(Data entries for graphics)
* START *
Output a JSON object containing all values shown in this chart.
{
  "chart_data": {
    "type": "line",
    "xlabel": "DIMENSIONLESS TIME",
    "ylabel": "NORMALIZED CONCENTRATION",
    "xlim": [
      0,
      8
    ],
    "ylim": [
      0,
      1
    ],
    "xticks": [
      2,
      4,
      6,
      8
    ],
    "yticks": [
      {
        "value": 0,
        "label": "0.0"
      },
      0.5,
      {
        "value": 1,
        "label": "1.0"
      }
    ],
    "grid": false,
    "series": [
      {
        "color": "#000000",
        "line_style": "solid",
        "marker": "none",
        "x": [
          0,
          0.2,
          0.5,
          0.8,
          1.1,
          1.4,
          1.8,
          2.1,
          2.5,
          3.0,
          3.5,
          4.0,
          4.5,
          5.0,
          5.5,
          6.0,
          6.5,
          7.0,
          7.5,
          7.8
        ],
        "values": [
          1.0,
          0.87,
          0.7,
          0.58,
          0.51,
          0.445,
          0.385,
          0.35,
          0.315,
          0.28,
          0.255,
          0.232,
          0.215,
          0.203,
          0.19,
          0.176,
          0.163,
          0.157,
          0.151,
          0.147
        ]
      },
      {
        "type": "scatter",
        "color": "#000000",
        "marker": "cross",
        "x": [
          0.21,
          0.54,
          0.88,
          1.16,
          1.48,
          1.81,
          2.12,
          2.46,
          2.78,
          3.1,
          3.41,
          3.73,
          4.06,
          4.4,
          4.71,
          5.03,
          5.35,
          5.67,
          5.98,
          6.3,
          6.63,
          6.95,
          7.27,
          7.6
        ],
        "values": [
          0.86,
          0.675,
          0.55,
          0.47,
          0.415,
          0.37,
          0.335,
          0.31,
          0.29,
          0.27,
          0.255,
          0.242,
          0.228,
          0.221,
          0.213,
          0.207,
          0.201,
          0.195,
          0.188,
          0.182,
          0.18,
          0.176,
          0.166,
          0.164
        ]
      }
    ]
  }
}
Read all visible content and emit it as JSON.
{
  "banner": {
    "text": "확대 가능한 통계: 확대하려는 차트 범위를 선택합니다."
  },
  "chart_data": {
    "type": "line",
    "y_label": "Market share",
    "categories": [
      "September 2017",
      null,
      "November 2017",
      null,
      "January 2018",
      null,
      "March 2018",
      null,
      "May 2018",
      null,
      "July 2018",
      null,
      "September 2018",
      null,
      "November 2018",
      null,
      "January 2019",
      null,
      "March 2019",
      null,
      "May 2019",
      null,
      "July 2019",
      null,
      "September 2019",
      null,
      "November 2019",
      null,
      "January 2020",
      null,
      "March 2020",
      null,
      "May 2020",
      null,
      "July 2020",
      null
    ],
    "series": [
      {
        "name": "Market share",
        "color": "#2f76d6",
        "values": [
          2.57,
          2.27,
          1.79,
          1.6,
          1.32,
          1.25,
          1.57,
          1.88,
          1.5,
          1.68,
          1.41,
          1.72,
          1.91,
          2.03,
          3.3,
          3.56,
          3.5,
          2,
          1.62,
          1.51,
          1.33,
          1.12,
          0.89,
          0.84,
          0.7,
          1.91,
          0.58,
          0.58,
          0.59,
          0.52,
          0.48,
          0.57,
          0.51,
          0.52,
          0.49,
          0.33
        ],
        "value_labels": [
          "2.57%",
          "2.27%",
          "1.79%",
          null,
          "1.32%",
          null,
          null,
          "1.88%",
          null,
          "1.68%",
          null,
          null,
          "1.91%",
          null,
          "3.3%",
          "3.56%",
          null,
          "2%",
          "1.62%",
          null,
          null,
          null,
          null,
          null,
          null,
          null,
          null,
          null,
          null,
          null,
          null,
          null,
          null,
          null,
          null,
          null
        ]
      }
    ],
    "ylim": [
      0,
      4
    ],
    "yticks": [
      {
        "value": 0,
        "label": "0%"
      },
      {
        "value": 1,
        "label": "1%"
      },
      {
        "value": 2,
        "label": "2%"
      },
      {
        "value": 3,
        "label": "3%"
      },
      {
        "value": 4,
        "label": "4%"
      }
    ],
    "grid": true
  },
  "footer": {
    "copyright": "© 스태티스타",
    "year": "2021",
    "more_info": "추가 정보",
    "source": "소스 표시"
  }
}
* END *
◆ **SHORT TASK**: Retype the data exactly as given.

◆ **THE ANSWER**:
Output a JSON object containing all values shown in this chart.
{
  "chart_data": {
    "type": "line",
    "xlabel": "DIMENSIONLESS TIME",
    "ylabel": "NORMALIZED CONCENTRATION",
    "xlim": [
      0,
      8
    ],
    "ylim": [
      0,
      1
    ],
    "xticks": [
      2,
      4,
      6,
      8
    ],
    "yticks": [
      {
        "value": 0,
        "label": "0.0"
      },
      0.5,
      {
        "value": 1,
        "label": "1.0"
      }
    ],
    "grid": false,
    "series": [
      {
        "color": "#000000",
        "line_style": "solid",
        "marker": "none",
        "x": [
          0,
          0.2,
          0.5,
          0.8,
          1.1,
          1.4,
          1.8,
          2.1,
          2.5,
          3.0,
          3.5,
          4.0,
          4.5,
          5.0,
          5.5,
          6.0,
          6.5,
          7.0,
          7.5,
          7.8
        ],
        "values": [
          1.0,
          0.87,
          0.7,
          0.58,
          0.51,
          0.445,
          0.385,
          0.35,
          0.315,
          0.28,
          0.255,
          0.232,
          0.215,
          0.203,
          0.19,
          0.176,
          0.163,
          0.157,
          0.151,
          0.147
        ]
      },
      {
        "type": "scatter",
        "color": "#000000",
        "marker": "cross",
        "x": [
          0.21,
          0.54,
          0.88,
          1.16,
          1.48,
          1.81,
          2.12,
          2.46,
          2.78,
          3.1,
          3.41,
          3.73,
          4.06,
          4.4,
          4.71,
          5.03,
          5.35,
          5.67,
          5.98,
          6.3,
          6.63,
          6.95,
          7.27,
          7.6
        ],
        "values": [
          0.86,
          0.675,
          0.55,
          0.47,
          0.415,
          0.37,
          0.335,
          0.31,
          0.29,
          0.27,
          0.255,
          0.242,
          0.228,
          0.221,
          0.213,
          0.207,
          0.201,
          0.195,
          0.188,
          0.182,
          0.18,
          0.176,
          0.166,
          0.164
        ]
      }
    ]
  }
}
Read all visible content and emit it as JSON.
{
  "banner": {
    "text": "확대 가능한 통계: 확대하려는 차트 범위를 선택합니다."
  },
  "chart_data": {
    "type": "line",
    "y_label": "Market share",
    "categories": [
      "September 2017",
      null,
      "November 2017",
      null,
      "January 2018",
      null,
      "March 2018",
      null,
      "May 2018",
      null,
      "July 2018",
      null,
      "September 2018",
      null,
      "November 2018",
      null,
      "January 2019",
      null,
      "March 2019",
      null,
      "May 2019",
      null,
      "July 2019",
      null,
      "September 2019",
      null,
      "November 2019",
      null,
      "January 2020",
      null,
      "March 2020",
      null,
      "May 2020",
      null,
      "July 2020",
      null
    ],
    "series": [
      {
        "name": "Market share",
        "color": "#2f76d6",
        "values": [
          2.57,
          2.27,
          1.79,
          1.6,
          1.32,
          1.25,
          1.57,
          1.88,
          1.5,
          1.68,
          1.41,
          1.72,
          1.91,
          2.03,
          3.3,
          3.56,
          3.5,
          2,
          1.62,
          1.51,
          1.33,
          1.12,
          0.89,
          0.84,
          0.7,
          1.91,
          0.58,
          0.58,
          0.59,
          0.52,
          0.48,
          0.57,
          0.51,
          0.52,
          0.49,
          0.33
        ],
        "value_labels": [
          "2.57%",
          "2.27%",
          "1.79%",
          null,
          "1.32%",
          null,
          null,
          "1.88%",
          null,
          "1.68%",
          null,
          null,
          "1.91%",
          null,
          "3.3%",
          "3.56%",
          null,
          "2%",
          "1.62%",
          null,
          null,
          null,
          null,
          null,
          null,
          null,
          null,
          null,
          null,
          null,
          null,
          null,
          null,
          null,
          null,
          null
        ]
      }
    ],
    "ylim": [
      0,
      4
    ],
    "yticks": [
      {
        "value": 0,
        "label": "0%"
      },
      {
        "value": 1,
        "label": "1%"
      },
      {
        "value": 2,
        "label": "2%"
      },
      {
        "value": 3,
        "label": "3%"
      },
      {
        "value": 4,
        "label": "4%"
      }
    ],
    "grid": true
  },
  "footer": {
    "copyright": "© 스태티스타",
    "year": "2021",
    "more_info": "추가 정보",
    "source": "소스 표시"
  }
}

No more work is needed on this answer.